Description of the task: Images are excluded; otherwise, output every record exactly.
--- BEGIN ---
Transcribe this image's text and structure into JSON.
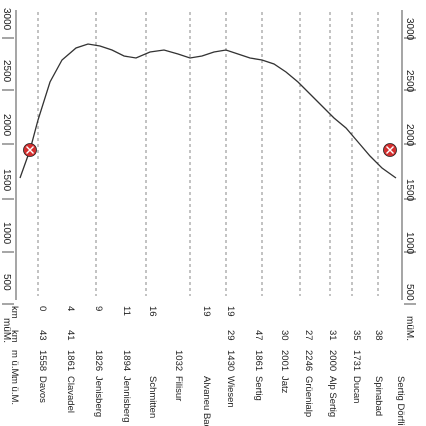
{
  "orientation": "rotated-90-clockwise",
  "elevation_scale": {
    "unit_label": "müM.",
    "ticks": [
      "3000",
      "2500",
      "2000",
      "1500",
      "1000",
      "500"
    ]
  },
  "elevation_scale_right": {
    "unit_label": "müM.",
    "ticks": [
      "3000",
      "2500",
      "2000",
      "1500",
      "1000",
      "500"
    ]
  },
  "columns": {
    "unit_row": [
      "km",
      "km",
      "m ü.M.",
      "m ü.M."
    ]
  },
  "stations": [
    {
      "name": "Davos",
      "elevation": "1558",
      "km_a": "0",
      "km_b": "43"
    },
    {
      "name": "Clavadel",
      "elevation": "1861",
      "km_a": "4",
      "km_b": "41"
    },
    {
      "name": "Jenisberg",
      "elevation": "1826",
      "km_a": "9",
      "km_b": ""
    },
    {
      "name": "Jennisberg",
      "elevation": "1894",
      "km_a": "11",
      "km_b": ""
    },
    {
      "name": "Schmitten",
      "elevation": "",
      "km_a": "16",
      "km_b": ""
    },
    {
      "name": "Filisur",
      "elevation": "1032",
      "km_a": "",
      "km_b": ""
    },
    {
      "name": "Alvaneu Bad",
      "elevation": "",
      "km_a": "19",
      "km_b": ""
    },
    {
      "name": "Wiesen",
      "elevation": "1430",
      "km_a": "19",
      "km_b": "29"
    },
    {
      "name": "Sertig",
      "elevation": "1861",
      "km_a": "",
      "km_b": "47"
    },
    {
      "name": "Jatz",
      "elevation": "2001",
      "km_a": "",
      "km_b": "30"
    },
    {
      "name": "Grüenialp",
      "elevation": "2246",
      "km_a": "",
      "km_b": "27"
    },
    {
      "name": "Alp Sertig",
      "elevation": "2000",
      "km_a": "",
      "km_b": "31"
    },
    {
      "name": "Ducan",
      "elevation": "1731",
      "km_a": "",
      "km_b": "35"
    },
    {
      "name": "Spinabad",
      "elevation": "",
      "km_a": "",
      "km_b": "38"
    },
    {
      "name": "Sertig Dörfli",
      "elevation": "",
      "km_a": "",
      "km_b": ""
    }
  ],
  "colors": {
    "line": "#333333",
    "dash": "#555555",
    "marker_fill": "#d32f2f",
    "marker_ring": "#ffffff"
  }
}
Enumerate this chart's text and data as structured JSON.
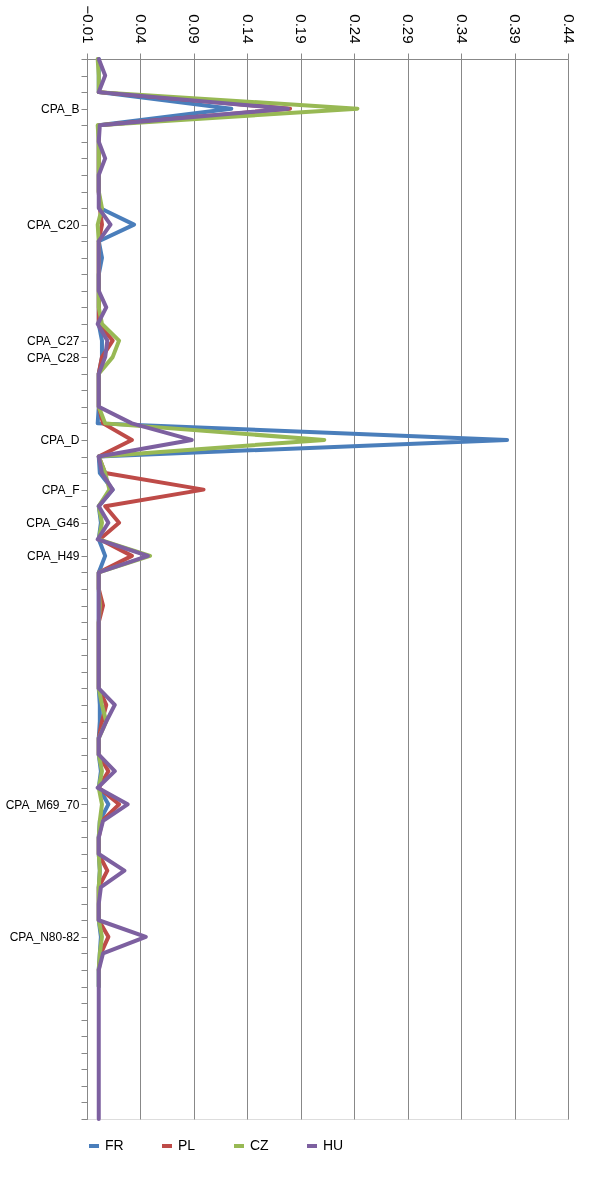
{
  "chart_data": {
    "type": "line",
    "orientation": "horizontal",
    "categories": [
      null,
      null,
      null,
      "CPA_B",
      null,
      null,
      null,
      null,
      null,
      null,
      "CPA_C20",
      null,
      null,
      null,
      null,
      null,
      null,
      "CPA_C27",
      "CPA_C28",
      null,
      null,
      null,
      null,
      "CPA_D",
      null,
      null,
      "CPA_F",
      null,
      "CPA_G46",
      null,
      "CPA_H49",
      null,
      null,
      null,
      null,
      null,
      null,
      null,
      null,
      null,
      null,
      null,
      null,
      null,
      null,
      "CPA_M69_70",
      null,
      null,
      null,
      null,
      null,
      null,
      null,
      "CPA_N80-82",
      null,
      null,
      null,
      null,
      null,
      null,
      null,
      null,
      null,
      null,
      null
    ],
    "series": [
      {
        "name": "FR",
        "color": "#4a7ebb",
        "values": [
          0.001,
          0.001,
          0.001,
          0.125,
          0.001,
          0.001,
          0.001,
          0.001,
          0.001,
          0.002,
          0.034,
          0.001,
          0.004,
          0.001,
          0.001,
          0.001,
          0.001,
          0.004,
          0.004,
          0.001,
          0.001,
          0.001,
          0.0,
          0.383,
          0.001,
          0.002,
          0.014,
          0.001,
          0.003,
          0.001,
          0.007,
          0.001,
          0.001,
          0.001,
          0.001,
          0.001,
          0.001,
          0.001,
          0.001,
          0.002,
          0.002,
          0.001,
          0.001,
          0.003,
          0.001,
          0.01,
          0.002,
          0.001,
          0.001,
          0.002,
          0.001,
          0.001,
          0.001,
          0.003,
          0.002,
          0.001,
          0.001,
          null,
          null,
          null,
          null,
          null,
          null,
          null,
          null
        ]
      },
      {
        "name": "PL",
        "color": "#be4b48",
        "values": [
          null,
          null,
          0.001,
          0.18,
          0.001,
          0.001,
          0.001,
          0.001,
          0.001,
          0.002,
          0.004,
          0.001,
          0.001,
          0.001,
          0.001,
          0.001,
          0.001,
          0.014,
          0.004,
          0.001,
          0.001,
          0.001,
          0.005,
          0.032,
          0.001,
          0.007,
          0.099,
          0.007,
          0.02,
          0.002,
          0.032,
          0.001,
          0.001,
          0.005,
          0.001,
          0.001,
          0.001,
          0.001,
          0.001,
          0.008,
          0.004,
          0.001,
          0.001,
          0.01,
          0.001,
          0.02,
          0.004,
          0.001,
          0.001,
          0.009,
          0.001,
          0.001,
          0.001,
          0.01,
          0.003,
          0.001,
          null,
          null,
          null,
          null,
          null,
          null,
          null,
          null,
          null
        ]
      },
      {
        "name": "CZ",
        "color": "#98b954",
        "values": [
          0.0,
          0.001,
          0.001,
          0.243,
          0.0,
          0.001,
          0.001,
          0.001,
          0.001,
          0.004,
          0.0,
          0.001,
          0.001,
          0.001,
          0.001,
          0.001,
          0.004,
          0.02,
          0.014,
          0.001,
          0.001,
          0.001,
          0.007,
          0.212,
          0.001,
          0.007,
          0.011,
          0.001,
          0.004,
          0.001,
          0.049,
          0.001,
          0.001,
          0.002,
          0.001,
          0.001,
          0.001,
          0.001,
          0.001,
          0.004,
          0.008,
          0.001,
          0.001,
          0.004,
          0.001,
          0.004,
          0.002,
          0.001,
          0.001,
          0.002,
          0.001,
          0.001,
          0.001,
          0.004,
          0.002,
          0.001,
          0.001,
          null,
          null,
          null,
          null,
          null,
          null,
          null,
          null
        ]
      },
      {
        "name": "HU",
        "color": "#7d60a0",
        "values": [
          0.001,
          0.007,
          0.001,
          0.178,
          0.002,
          0.001,
          0.007,
          0.001,
          0.001,
          0.001,
          0.012,
          0.001,
          0.001,
          0.001,
          0.001,
          0.008,
          0.0,
          0.009,
          0.007,
          0.001,
          0.001,
          0.001,
          0.032,
          0.088,
          0.001,
          0.004,
          0.014,
          0.001,
          0.01,
          0.0,
          0.047,
          0.001,
          0.001,
          0.001,
          0.001,
          0.001,
          0.001,
          0.001,
          0.001,
          0.016,
          0.008,
          0.001,
          0.001,
          0.016,
          0.0,
          0.028,
          0.005,
          0.001,
          0.001,
          0.025,
          0.003,
          0.001,
          0.001,
          0.045,
          0.005,
          0.001,
          0.001,
          0.001,
          0.001,
          0.001,
          0.001,
          0.001,
          0.001,
          0.001,
          0.001
        ]
      }
    ],
    "xlim": [
      -0.01,
      0.44
    ],
    "xticks": [
      -0.01,
      0.04,
      0.09,
      0.14,
      0.19,
      0.24,
      0.29,
      0.34,
      0.39,
      0.44
    ],
    "grid": "x",
    "legend": "bottom",
    "marker": "none",
    "line_style": "solid"
  }
}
--- END ---
The reply:
Transcribe this image's text and structure into JSON.
{
  "orientation": "rotated-90-clockwise",
  "elevation_scale": {
    "unit_label": "müM.",
    "ticks": [
      "3000",
      "2500",
      "2000",
      "1500",
      "1000",
      "500"
    ]
  },
  "elevation_scale_right": {
    "unit_label": "müM.",
    "ticks": [
      "3000",
      "2500",
      "2000",
      "1500",
      "1000",
      "500"
    ]
  },
  "columns": {
    "unit_row": [
      "km",
      "km",
      "m ü.M.",
      "m ü.M."
    ]
  },
  "stations": [
    {
      "name": "Davos",
      "elevation": "1558",
      "km_a": "0",
      "km_b": "43"
    },
    {
      "name": "Clavadel",
      "elevation": "1861",
      "km_a": "4",
      "km_b": "41"
    },
    {
      "name": "Jenisberg",
      "elevation": "1826",
      "km_a": "9",
      "km_b": ""
    },
    {
      "name": "Jennisberg",
      "elevation": "1894",
      "km_a": "11",
      "km_b": ""
    },
    {
      "name": "Schmitten",
      "elevation": "",
      "km_a": "16",
      "km_b": ""
    },
    {
      "name": "Filisur",
      "elevation": "1032",
      "km_a": "",
      "km_b": ""
    },
    {
      "name": "Alvaneu Bad",
      "elevation": "",
      "km_a": "19",
      "km_b": ""
    },
    {
      "name": "Wiesen",
      "elevation": "1430",
      "km_a": "19",
      "km_b": "29"
    },
    {
      "name": "Sertig",
      "elevation": "1861",
      "km_a": "",
      "km_b": "47"
    },
    {
      "name": "Jatz",
      "elevation": "2001",
      "km_a": "",
      "km_b": "30"
    },
    {
      "name": "Grüenialp",
      "elevation": "2246",
      "km_a": "",
      "km_b": "27"
    },
    {
      "name": "Alp Sertig",
      "elevation": "2000",
      "km_a": "",
      "km_b": "31"
    },
    {
      "name": "Ducan",
      "elevation": "1731",
      "km_a": "",
      "km_b": "35"
    },
    {
      "name": "Spinabad",
      "elevation": "",
      "km_a": "",
      "km_b": "38"
    },
    {
      "name": "Sertig Dörfli",
      "elevation": "",
      "km_a": "",
      "km_b": ""
    }
  ],
  "colors": {
    "line": "#333333",
    "dash": "#555555",
    "marker_fill": "#d32f2f",
    "marker_ring": "#ffffff"
  }
}
Enumerate this chart's text and data as structured JSON.
{
  "chart_data": {
    "type": "line",
    "orientation": "horizontal",
    "categories": [
      null,
      null,
      null,
      "CPA_B",
      null,
      null,
      null,
      null,
      null,
      null,
      "CPA_C20",
      null,
      null,
      null,
      null,
      null,
      null,
      "CPA_C27",
      "CPA_C28",
      null,
      null,
      null,
      null,
      "CPA_D",
      null,
      null,
      "CPA_F",
      null,
      "CPA_G46",
      null,
      "CPA_H49",
      null,
      null,
      null,
      null,
      null,
      null,
      null,
      null,
      null,
      null,
      null,
      null,
      null,
      null,
      "CPA_M69_70",
      null,
      null,
      null,
      null,
      null,
      null,
      null,
      "CPA_N80-82",
      null,
      null,
      null,
      null,
      null,
      null,
      null,
      null,
      null,
      null,
      null
    ],
    "series": [
      {
        "name": "FR",
        "color": "#4a7ebb",
        "values": [
          0.001,
          0.001,
          0.001,
          0.125,
          0.001,
          0.001,
          0.001,
          0.001,
          0.001,
          0.002,
          0.034,
          0.001,
          0.004,
          0.001,
          0.001,
          0.001,
          0.001,
          0.004,
          0.004,
          0.001,
          0.001,
          0.001,
          0.0,
          0.383,
          0.001,
          0.002,
          0.014,
          0.001,
          0.003,
          0.001,
          0.007,
          0.001,
          0.001,
          0.001,
          0.001,
          0.001,
          0.001,
          0.001,
          0.001,
          0.002,
          0.002,
          0.001,
          0.001,
          0.003,
          0.001,
          0.01,
          0.002,
          0.001,
          0.001,
          0.002,
          0.001,
          0.001,
          0.001,
          0.003,
          0.002,
          0.001,
          0.001,
          null,
          null,
          null,
          null,
          null,
          null,
          null,
          null
        ]
      },
      {
        "name": "PL",
        "color": "#be4b48",
        "values": [
          null,
          null,
          0.001,
          0.18,
          0.001,
          0.001,
          0.001,
          0.001,
          0.001,
          0.002,
          0.004,
          0.001,
          0.001,
          0.001,
          0.001,
          0.001,
          0.001,
          0.014,
          0.004,
          0.001,
          0.001,
          0.001,
          0.005,
          0.032,
          0.001,
          0.007,
          0.099,
          0.007,
          0.02,
          0.002,
          0.032,
          0.001,
          0.001,
          0.005,
          0.001,
          0.001,
          0.001,
          0.001,
          0.001,
          0.008,
          0.004,
          0.001,
          0.001,
          0.01,
          0.001,
          0.02,
          0.004,
          0.001,
          0.001,
          0.009,
          0.001,
          0.001,
          0.001,
          0.01,
          0.003,
          0.001,
          null,
          null,
          null,
          null,
          null,
          null,
          null,
          null,
          null
        ]
      },
      {
        "name": "CZ",
        "color": "#98b954",
        "values": [
          0.0,
          0.001,
          0.001,
          0.243,
          0.0,
          0.001,
          0.001,
          0.001,
          0.001,
          0.004,
          0.0,
          0.001,
          0.001,
          0.001,
          0.001,
          0.001,
          0.004,
          0.02,
          0.014,
          0.001,
          0.001,
          0.001,
          0.007,
          0.212,
          0.001,
          0.007,
          0.011,
          0.001,
          0.004,
          0.001,
          0.049,
          0.001,
          0.001,
          0.002,
          0.001,
          0.001,
          0.001,
          0.001,
          0.001,
          0.004,
          0.008,
          0.001,
          0.001,
          0.004,
          0.001,
          0.004,
          0.002,
          0.001,
          0.001,
          0.002,
          0.001,
          0.001,
          0.001,
          0.004,
          0.002,
          0.001,
          0.001,
          null,
          null,
          null,
          null,
          null,
          null,
          null,
          null
        ]
      },
      {
        "name": "HU",
        "color": "#7d60a0",
        "values": [
          0.001,
          0.007,
          0.001,
          0.178,
          0.002,
          0.001,
          0.007,
          0.001,
          0.001,
          0.001,
          0.012,
          0.001,
          0.001,
          0.001,
          0.001,
          0.008,
          0.0,
          0.009,
          0.007,
          0.001,
          0.001,
          0.001,
          0.032,
          0.088,
          0.001,
          0.004,
          0.014,
          0.001,
          0.01,
          0.0,
          0.047,
          0.001,
          0.001,
          0.001,
          0.001,
          0.001,
          0.001,
          0.001,
          0.001,
          0.016,
          0.008,
          0.001,
          0.001,
          0.016,
          0.0,
          0.028,
          0.005,
          0.001,
          0.001,
          0.025,
          0.003,
          0.001,
          0.001,
          0.045,
          0.005,
          0.001,
          0.001,
          0.001,
          0.001,
          0.001,
          0.001,
          0.001,
          0.001,
          0.001,
          0.001
        ]
      }
    ],
    "xlim": [
      -0.01,
      0.44
    ],
    "xticks": [
      -0.01,
      0.04,
      0.09,
      0.14,
      0.19,
      0.24,
      0.29,
      0.34,
      0.39,
      0.44
    ],
    "grid": "x",
    "legend": "bottom",
    "marker": "none",
    "line_style": "solid"
  }
}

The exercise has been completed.